Task brief:
Omit all images. Write out the rest of the material exactly.

Figure content listings:

____________________

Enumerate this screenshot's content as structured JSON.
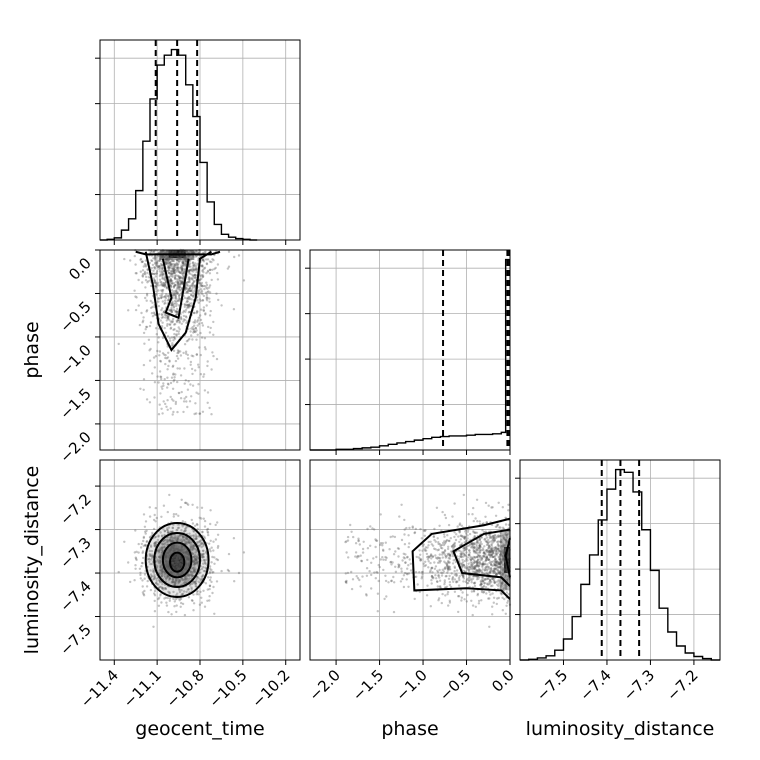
{
  "chart_data": {
    "type": "corner",
    "parameters": [
      {
        "label": "geocent_time",
        "range": [
          -11.5,
          -10.1
        ],
        "ticks": [
          -11.4,
          -11.1,
          -10.8,
          -10.5,
          -10.2
        ],
        "tick_labels": [
          "−11.4",
          "−11.1",
          "−10.8",
          "−10.5",
          "−10.2"
        ],
        "quantiles": [
          -11.11,
          -10.96,
          -10.82
        ]
      },
      {
        "label": "phase",
        "range": [
          -2.3,
          0.0
        ],
        "ticks": [
          -2.0,
          -1.5,
          -1.0,
          -0.5,
          0.0
        ],
        "tick_labels": [
          "−2.0",
          "−1.5",
          "−1.0",
          "−0.5",
          "0.0"
        ],
        "quantiles": [
          -0.77,
          -0.03,
          -0.01
        ]
      },
      {
        "label": "luminosity_distance",
        "range": [
          -7.6,
          -7.14
        ],
        "ticks": [
          -7.5,
          -7.4,
          -7.3,
          -7.2
        ],
        "tick_labels": [
          "−7.5",
          "−7.4",
          "−7.3",
          "−7.2"
        ],
        "quantiles": [
          -7.412,
          -7.369,
          -7.326
        ]
      }
    ],
    "histograms": [
      {
        "param": "geocent_time",
        "bins": [
          -11.5,
          -11.45,
          -11.4,
          -11.35,
          -11.3,
          -11.25,
          -11.2,
          -11.15,
          -11.1,
          -11.05,
          -11.0,
          -10.95,
          -10.9,
          -10.85,
          -10.8,
          -10.75,
          -10.7,
          -10.65,
          -10.6,
          -10.55,
          -10.5,
          -10.45,
          -10.4
        ],
        "counts": [
          0,
          1,
          3,
          14,
          30,
          70,
          140,
          200,
          248,
          262,
          270,
          262,
          220,
          175,
          110,
          54,
          22,
          8,
          4,
          2,
          1,
          0
        ]
      },
      {
        "param": "phase",
        "bins": [
          -2.3,
          -2.2,
          -2.1,
          -2.0,
          -1.9,
          -1.8,
          -1.7,
          -1.6,
          -1.5,
          -1.4,
          -1.3,
          -1.2,
          -1.1,
          -1.0,
          -0.9,
          -0.8,
          -0.7,
          -0.6,
          -0.5,
          -0.4,
          -0.3,
          -0.2,
          -0.1,
          -0.05,
          0.0
        ],
        "counts": [
          0,
          0,
          0,
          1,
          1,
          2,
          3,
          4,
          6,
          8,
          10,
          12,
          14,
          16,
          18,
          19,
          20,
          20,
          21,
          22,
          22,
          23,
          25,
          270
        ]
      },
      {
        "param": "luminosity_distance",
        "bins": [
          -7.6,
          -7.58,
          -7.56,
          -7.54,
          -7.52,
          -7.5,
          -7.48,
          -7.46,
          -7.44,
          -7.42,
          -7.4,
          -7.38,
          -7.36,
          -7.34,
          -7.32,
          -7.3,
          -7.28,
          -7.26,
          -7.24,
          -7.22,
          -7.2,
          -7.18,
          -7.16,
          -7.14
        ],
        "counts": [
          0,
          1,
          3,
          6,
          14,
          30,
          62,
          108,
          150,
          200,
          244,
          272,
          268,
          240,
          186,
          128,
          74,
          40,
          20,
          10,
          5,
          2,
          0
        ]
      }
    ],
    "contour_levels": [
      0.5,
      1.0,
      1.5,
      2.0
    ],
    "grid": true
  }
}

____________________

Solution:
Enumerate this screenshot's content as structured JSON.
{
  "chart_data": {
    "type": "corner",
    "parameters": [
      {
        "label": "geocent_time",
        "range": [
          -11.5,
          -10.1
        ],
        "ticks": [
          -11.4,
          -11.1,
          -10.8,
          -10.5,
          -10.2
        ],
        "tick_labels": [
          "−11.4",
          "−11.1",
          "−10.8",
          "−10.5",
          "−10.2"
        ],
        "quantiles": [
          -11.11,
          -10.96,
          -10.82
        ]
      },
      {
        "label": "phase",
        "range": [
          -2.3,
          0.0
        ],
        "ticks": [
          -2.0,
          -1.5,
          -1.0,
          -0.5,
          0.0
        ],
        "tick_labels": [
          "−2.0",
          "−1.5",
          "−1.0",
          "−0.5",
          "0.0"
        ],
        "quantiles": [
          -0.77,
          -0.03,
          -0.01
        ]
      },
      {
        "label": "luminosity_distance",
        "range": [
          -7.6,
          -7.14
        ],
        "ticks": [
          -7.5,
          -7.4,
          -7.3,
          -7.2
        ],
        "tick_labels": [
          "−7.5",
          "−7.4",
          "−7.3",
          "−7.2"
        ],
        "quantiles": [
          -7.412,
          -7.369,
          -7.326
        ]
      }
    ],
    "histograms": [
      {
        "param": "geocent_time",
        "bins": [
          -11.5,
          -11.45,
          -11.4,
          -11.35,
          -11.3,
          -11.25,
          -11.2,
          -11.15,
          -11.1,
          -11.05,
          -11.0,
          -10.95,
          -10.9,
          -10.85,
          -10.8,
          -10.75,
          -10.7,
          -10.65,
          -10.6,
          -10.55,
          -10.5,
          -10.45,
          -10.4
        ],
        "counts": [
          0,
          1,
          3,
          14,
          30,
          70,
          140,
          200,
          248,
          262,
          270,
          262,
          220,
          175,
          110,
          54,
          22,
          8,
          4,
          2,
          1,
          0
        ]
      },
      {
        "param": "phase",
        "bins": [
          -2.3,
          -2.2,
          -2.1,
          -2.0,
          -1.9,
          -1.8,
          -1.7,
          -1.6,
          -1.5,
          -1.4,
          -1.3,
          -1.2,
          -1.1,
          -1.0,
          -0.9,
          -0.8,
          -0.7,
          -0.6,
          -0.5,
          -0.4,
          -0.3,
          -0.2,
          -0.1,
          -0.05,
          0.0
        ],
        "counts": [
          0,
          0,
          0,
          1,
          1,
          2,
          3,
          4,
          6,
          8,
          10,
          12,
          14,
          16,
          18,
          19,
          20,
          20,
          21,
          22,
          22,
          23,
          25,
          270
        ]
      },
      {
        "param": "luminosity_distance",
        "bins": [
          -7.6,
          -7.58,
          -7.56,
          -7.54,
          -7.52,
          -7.5,
          -7.48,
          -7.46,
          -7.44,
          -7.42,
          -7.4,
          -7.38,
          -7.36,
          -7.34,
          -7.32,
          -7.3,
          -7.28,
          -7.26,
          -7.24,
          -7.22,
          -7.2,
          -7.18,
          -7.16,
          -7.14
        ],
        "counts": [
          0,
          1,
          3,
          6,
          14,
          30,
          62,
          108,
          150,
          200,
          244,
          272,
          268,
          240,
          186,
          128,
          74,
          40,
          20,
          10,
          5,
          2,
          0
        ]
      }
    ],
    "contour_levels": [
      0.5,
      1.0,
      1.5,
      2.0
    ],
    "grid": true
  }
}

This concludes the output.